** Start Data provided **

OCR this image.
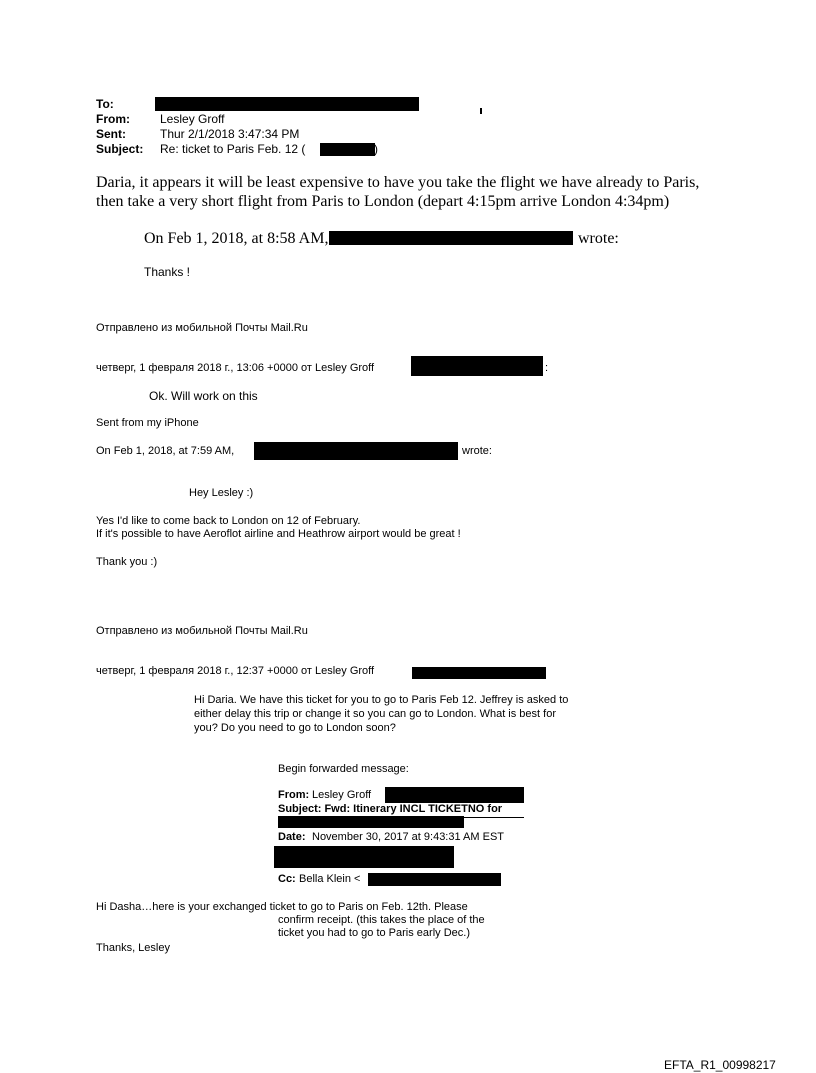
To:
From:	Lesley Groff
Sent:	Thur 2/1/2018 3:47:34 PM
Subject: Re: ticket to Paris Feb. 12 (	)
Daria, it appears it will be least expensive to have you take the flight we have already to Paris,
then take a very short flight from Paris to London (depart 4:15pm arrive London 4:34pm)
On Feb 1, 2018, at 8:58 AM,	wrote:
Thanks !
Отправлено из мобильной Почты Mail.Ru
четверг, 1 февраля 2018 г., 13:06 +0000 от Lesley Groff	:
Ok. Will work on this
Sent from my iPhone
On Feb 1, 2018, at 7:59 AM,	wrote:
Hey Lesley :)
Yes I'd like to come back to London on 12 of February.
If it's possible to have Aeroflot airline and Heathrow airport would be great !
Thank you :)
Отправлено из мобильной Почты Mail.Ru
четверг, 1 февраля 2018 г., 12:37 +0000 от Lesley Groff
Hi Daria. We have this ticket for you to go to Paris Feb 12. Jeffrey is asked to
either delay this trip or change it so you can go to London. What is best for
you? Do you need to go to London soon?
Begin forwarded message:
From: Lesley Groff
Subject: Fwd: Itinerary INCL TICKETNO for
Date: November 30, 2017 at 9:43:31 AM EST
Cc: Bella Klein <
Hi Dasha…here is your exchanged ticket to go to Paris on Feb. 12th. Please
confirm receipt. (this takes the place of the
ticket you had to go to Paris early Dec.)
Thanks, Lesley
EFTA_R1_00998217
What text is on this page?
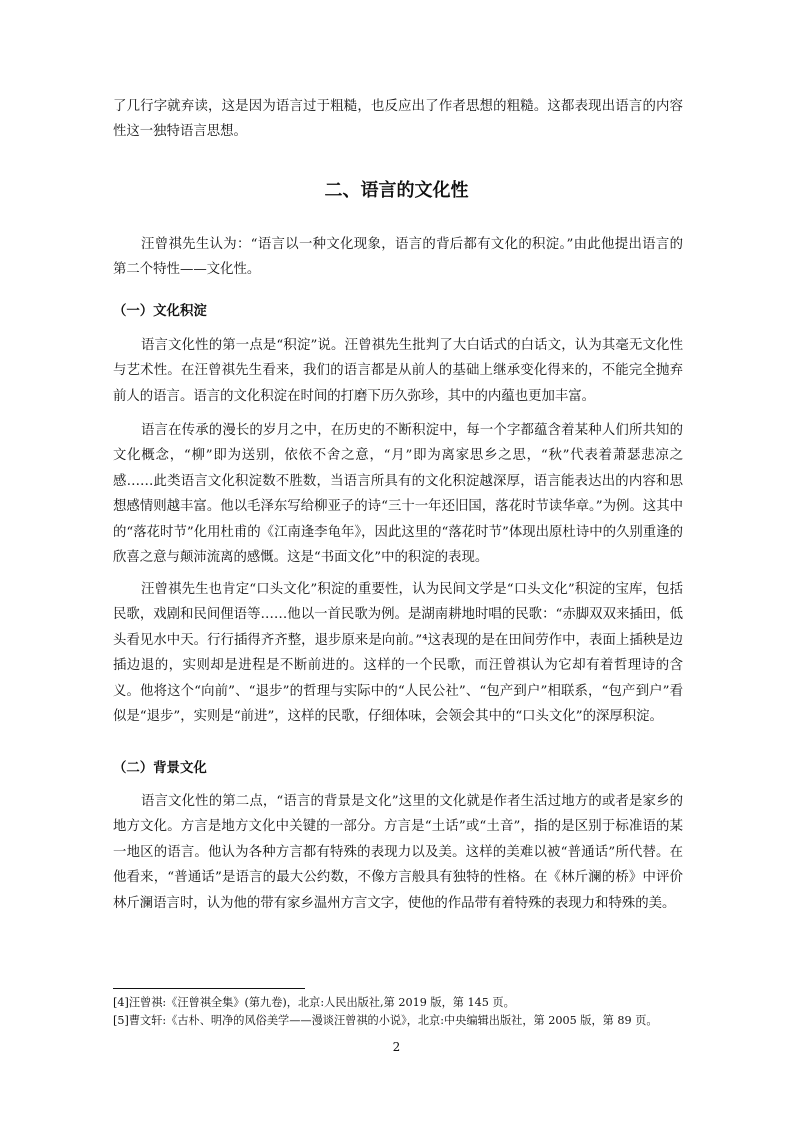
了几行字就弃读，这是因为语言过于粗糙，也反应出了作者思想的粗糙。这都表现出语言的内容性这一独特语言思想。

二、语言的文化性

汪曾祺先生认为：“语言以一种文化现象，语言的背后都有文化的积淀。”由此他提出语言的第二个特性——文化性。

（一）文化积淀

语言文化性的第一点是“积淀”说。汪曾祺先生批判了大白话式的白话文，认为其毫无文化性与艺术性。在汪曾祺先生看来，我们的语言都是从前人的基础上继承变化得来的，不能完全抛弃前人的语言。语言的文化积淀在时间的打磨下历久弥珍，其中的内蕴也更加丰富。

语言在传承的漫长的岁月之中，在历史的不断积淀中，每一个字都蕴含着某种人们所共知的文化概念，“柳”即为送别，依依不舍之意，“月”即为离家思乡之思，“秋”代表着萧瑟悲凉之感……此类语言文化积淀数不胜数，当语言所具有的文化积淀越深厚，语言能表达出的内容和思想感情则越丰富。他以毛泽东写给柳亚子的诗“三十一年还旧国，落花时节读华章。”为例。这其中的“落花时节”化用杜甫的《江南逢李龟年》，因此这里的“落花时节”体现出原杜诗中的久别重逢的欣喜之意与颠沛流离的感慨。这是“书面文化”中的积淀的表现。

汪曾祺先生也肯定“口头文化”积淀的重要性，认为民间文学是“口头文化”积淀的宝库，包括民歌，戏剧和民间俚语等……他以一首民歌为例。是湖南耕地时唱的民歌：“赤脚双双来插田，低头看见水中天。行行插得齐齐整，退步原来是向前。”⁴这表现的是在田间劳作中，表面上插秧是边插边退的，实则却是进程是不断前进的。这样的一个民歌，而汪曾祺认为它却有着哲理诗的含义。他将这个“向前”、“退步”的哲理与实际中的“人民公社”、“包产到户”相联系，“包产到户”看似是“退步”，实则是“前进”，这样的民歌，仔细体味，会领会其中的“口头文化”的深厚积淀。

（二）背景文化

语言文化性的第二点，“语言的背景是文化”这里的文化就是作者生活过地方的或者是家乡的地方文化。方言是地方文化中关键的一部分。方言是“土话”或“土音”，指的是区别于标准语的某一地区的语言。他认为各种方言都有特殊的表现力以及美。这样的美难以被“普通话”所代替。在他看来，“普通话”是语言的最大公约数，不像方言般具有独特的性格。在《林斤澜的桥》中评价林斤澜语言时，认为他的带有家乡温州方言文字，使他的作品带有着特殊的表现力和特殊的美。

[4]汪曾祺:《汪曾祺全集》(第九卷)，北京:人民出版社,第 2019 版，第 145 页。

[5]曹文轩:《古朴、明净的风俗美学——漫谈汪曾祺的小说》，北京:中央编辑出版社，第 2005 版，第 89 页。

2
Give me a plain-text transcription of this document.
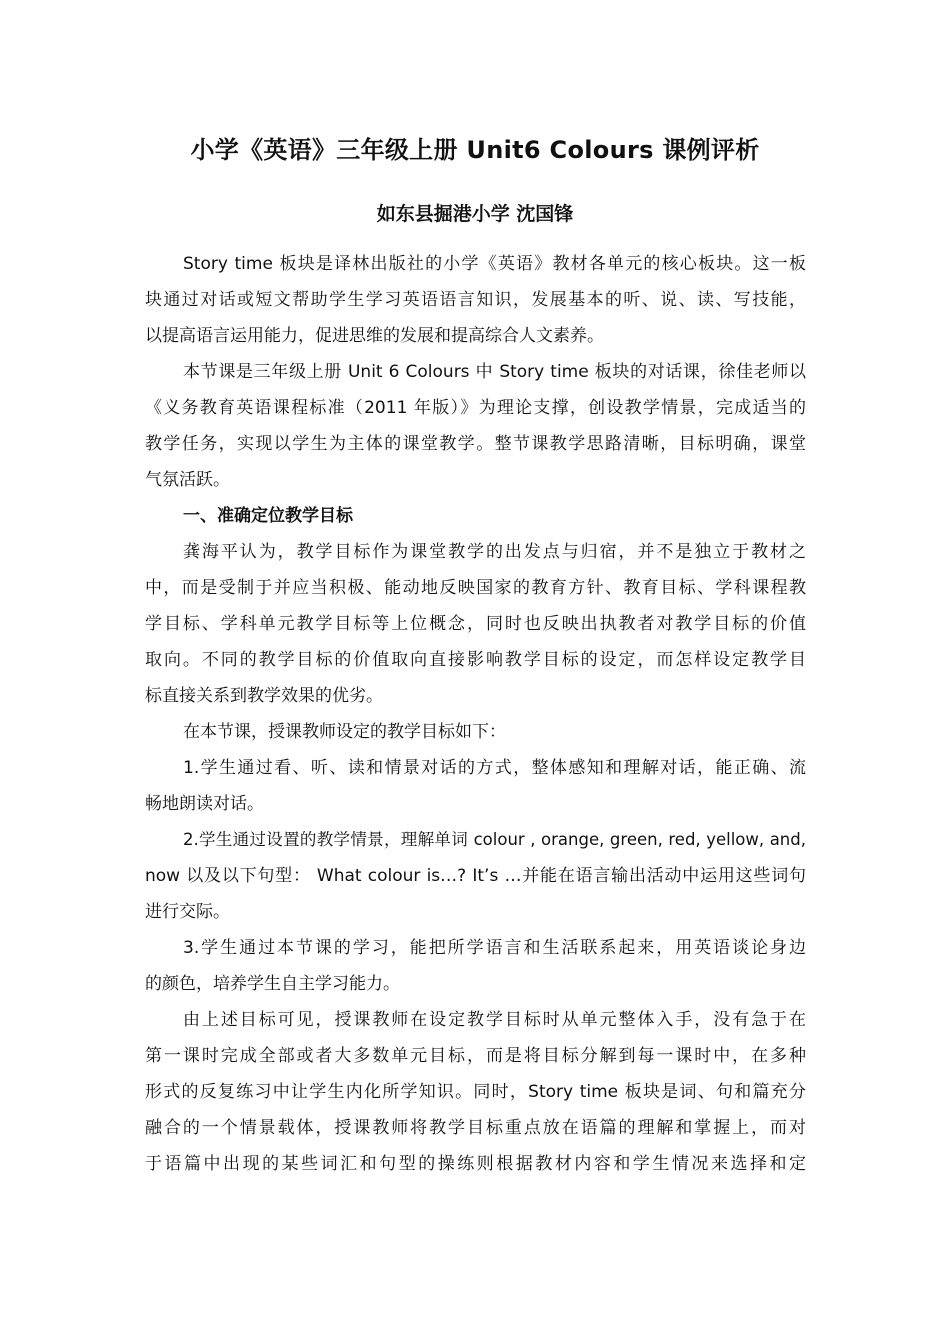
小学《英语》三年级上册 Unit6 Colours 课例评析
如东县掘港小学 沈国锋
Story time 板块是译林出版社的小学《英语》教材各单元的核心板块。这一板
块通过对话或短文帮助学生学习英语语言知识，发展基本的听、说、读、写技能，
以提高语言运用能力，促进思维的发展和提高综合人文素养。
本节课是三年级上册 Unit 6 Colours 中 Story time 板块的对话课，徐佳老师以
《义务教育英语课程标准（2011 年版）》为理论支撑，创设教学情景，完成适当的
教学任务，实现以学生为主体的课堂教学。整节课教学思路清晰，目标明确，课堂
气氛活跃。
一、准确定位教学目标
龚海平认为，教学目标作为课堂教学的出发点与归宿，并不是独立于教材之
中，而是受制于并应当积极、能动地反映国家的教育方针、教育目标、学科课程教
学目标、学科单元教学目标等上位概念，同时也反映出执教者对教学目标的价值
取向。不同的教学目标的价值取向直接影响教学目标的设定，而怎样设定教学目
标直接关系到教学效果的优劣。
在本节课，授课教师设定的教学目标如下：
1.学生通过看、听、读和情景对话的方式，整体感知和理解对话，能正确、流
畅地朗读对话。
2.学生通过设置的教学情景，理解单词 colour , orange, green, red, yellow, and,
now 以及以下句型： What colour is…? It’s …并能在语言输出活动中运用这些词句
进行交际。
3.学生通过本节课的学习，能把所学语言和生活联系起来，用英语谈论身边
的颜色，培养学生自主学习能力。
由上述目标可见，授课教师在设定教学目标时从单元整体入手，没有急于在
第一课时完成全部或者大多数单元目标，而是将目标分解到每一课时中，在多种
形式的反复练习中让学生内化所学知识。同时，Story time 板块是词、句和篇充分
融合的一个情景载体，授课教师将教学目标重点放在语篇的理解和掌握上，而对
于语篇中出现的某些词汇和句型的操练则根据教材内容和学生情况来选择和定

** End Data provided **

__What you should do__
Repeat each entry exactly as given; no pictures belong in the copy.

__Expected output__
OCR this image.
To:
From:	Lesley Groff
Sent:	Thur 2/1/2018 3:47:34 PM
Subject: Re: ticket to Paris Feb. 12 (	)
Daria, it appears it will be least expensive to have you take the flight we have already to Paris,
then take a very short flight from Paris to London (depart 4:15pm arrive London 4:34pm)
On Feb 1, 2018, at 8:58 AM,	wrote:
Thanks !
Отправлено из мобильной Почты Mail.Ru
четверг, 1 февраля 2018 г., 13:06 +0000 от Lesley Groff	:
Ok. Will work on this
Sent from my iPhone
On Feb 1, 2018, at 7:59 AM,	wrote:
Hey Lesley :)
Yes I'd like to come back to London on 12 of February.
If it's possible to have Aeroflot airline and Heathrow airport would be great !
Thank you :)
Отправлено из мобильной Почты Mail.Ru
четверг, 1 февраля 2018 г., 12:37 +0000 от Lesley Groff
Hi Daria. We have this ticket for you to go to Paris Feb 12. Jeffrey is asked to
either delay this trip or change it so you can go to London. What is best for
you? Do you need to go to London soon?
Begin forwarded message:
From: Lesley Groff
Subject: Fwd: Itinerary INCL TICKETNO for
Date: November 30, 2017 at 9:43:31 AM EST
Cc: Bella Klein <
Hi Dasha…here is your exchanged ticket to go to Paris on Feb. 12th. Please
confirm receipt. (this takes the place of the
ticket you had to go to Paris early Dec.)
Thanks, Lesley
EFTA_R1_00998217
What text is on this page?
了几行字就弃读，这是因为语言过于粗糙，也反应出了作者思想的粗糙。这都表现出语言的内容性这一独特语言思想。

二、语言的文化性

汪曾祺先生认为：“语言以一种文化现象，语言的背后都有文化的积淀。”由此他提出语言的第二个特性——文化性。

（一）文化积淀

语言文化性的第一点是“积淀”说。汪曾祺先生批判了大白话式的白话文，认为其毫无文化性与艺术性。在汪曾祺先生看来，我们的语言都是从前人的基础上继承变化得来的，不能完全抛弃前人的语言。语言的文化积淀在时间的打磨下历久弥珍，其中的内蕴也更加丰富。

语言在传承的漫长的岁月之中，在历史的不断积淀中，每一个字都蕴含着某种人们所共知的文化概念，“柳”即为送别，依依不舍之意，“月”即为离家思乡之思，“秋”代表着萧瑟悲凉之感……此类语言文化积淀数不胜数，当语言所具有的文化积淀越深厚，语言能表达出的内容和思想感情则越丰富。他以毛泽东写给柳亚子的诗“三十一年还旧国，落花时节读华章。”为例。这其中的“落花时节”化用杜甫的《江南逢李龟年》，因此这里的“落花时节”体现出原杜诗中的久别重逢的欣喜之意与颠沛流离的感慨。这是“书面文化”中的积淀的表现。

汪曾祺先生也肯定“口头文化”积淀的重要性，认为民间文学是“口头文化”积淀的宝库，包括民歌，戏剧和民间俚语等……他以一首民歌为例。是湖南耕地时唱的民歌：“赤脚双双来插田，低头看见水中天。行行插得齐齐整，退步原来是向前。”⁴这表现的是在田间劳作中，表面上插秧是边插边退的，实则却是进程是不断前进的。这样的一个民歌，而汪曾祺认为它却有着哲理诗的含义。他将这个“向前”、“退步”的哲理与实际中的“人民公社”、“包产到户”相联系，“包产到户”看似是“退步”，实则是“前进”，这样的民歌，仔细体味，会领会其中的“口头文化”的深厚积淀。

（二）背景文化

语言文化性的第二点，“语言的背景是文化”这里的文化就是作者生活过地方的或者是家乡的地方文化。方言是地方文化中关键的一部分。方言是“土话”或“土音”，指的是区别于标准语的某一地区的语言。他认为各种方言都有特殊的表现力以及美。这样的美难以被“普通话”所代替。在他看来，“普通话”是语言的最大公约数，不像方言般具有独特的性格。在《林斤澜的桥》中评价林斤澜语言时，认为他的带有家乡温州方言文字，使他的作品带有着特殊的表现力和特殊的美。

[4]汪曾祺:《汪曾祺全集》(第九卷)，北京:人民出版社,第 2019 版，第 145 页。

[5]曹文轩:《古朴、明净的风俗美学——漫谈汪曾祺的小说》，北京:中央编辑出版社，第 2005 版，第 89 页。

2
Give me a plain-text transcription of this document.
小学《英语》三年级上册 Unit6 Colours 课例评析
如东县掘港小学 沈国锋
Story time 板块是译林出版社的小学《英语》教材各单元的核心板块。这一板
块通过对话或短文帮助学生学习英语语言知识，发展基本的听、说、读、写技能，
以提高语言运用能力，促进思维的发展和提高综合人文素养。
本节课是三年级上册 Unit 6 Colours 中 Story time 板块的对话课，徐佳老师以
《义务教育英语课程标准（2011 年版）》为理论支撑，创设教学情景，完成适当的
教学任务，实现以学生为主体的课堂教学。整节课教学思路清晰，目标明确，课堂
气氛活跃。
一、准确定位教学目标
龚海平认为，教学目标作为课堂教学的出发点与归宿，并不是独立于教材之
中，而是受制于并应当积极、能动地反映国家的教育方针、教育目标、学科课程教
学目标、学科单元教学目标等上位概念，同时也反映出执教者对教学目标的价值
取向。不同的教学目标的价值取向直接影响教学目标的设定，而怎样设定教学目
标直接关系到教学效果的优劣。
在本节课，授课教师设定的教学目标如下：
1.学生通过看、听、读和情景对话的方式，整体感知和理解对话，能正确、流
畅地朗读对话。
2.学生通过设置的教学情景，理解单词 colour , orange, green, red, yellow, and,
now 以及以下句型： What colour is…? It’s …并能在语言输出活动中运用这些词句
进行交际。
3.学生通过本节课的学习，能把所学语言和生活联系起来，用英语谈论身边
的颜色，培养学生自主学习能力。
由上述目标可见，授课教师在设定教学目标时从单元整体入手，没有急于在
第一课时完成全部或者大多数单元目标，而是将目标分解到每一课时中，在多种
形式的反复练习中让学生内化所学知识。同时，Story time 板块是词、句和篇充分
融合的一个情景载体，授课教师将教学目标重点放在语篇的理解和掌握上，而对
于语篇中出现的某些词汇和句型的操练则根据教材内容和学生情况来选择和定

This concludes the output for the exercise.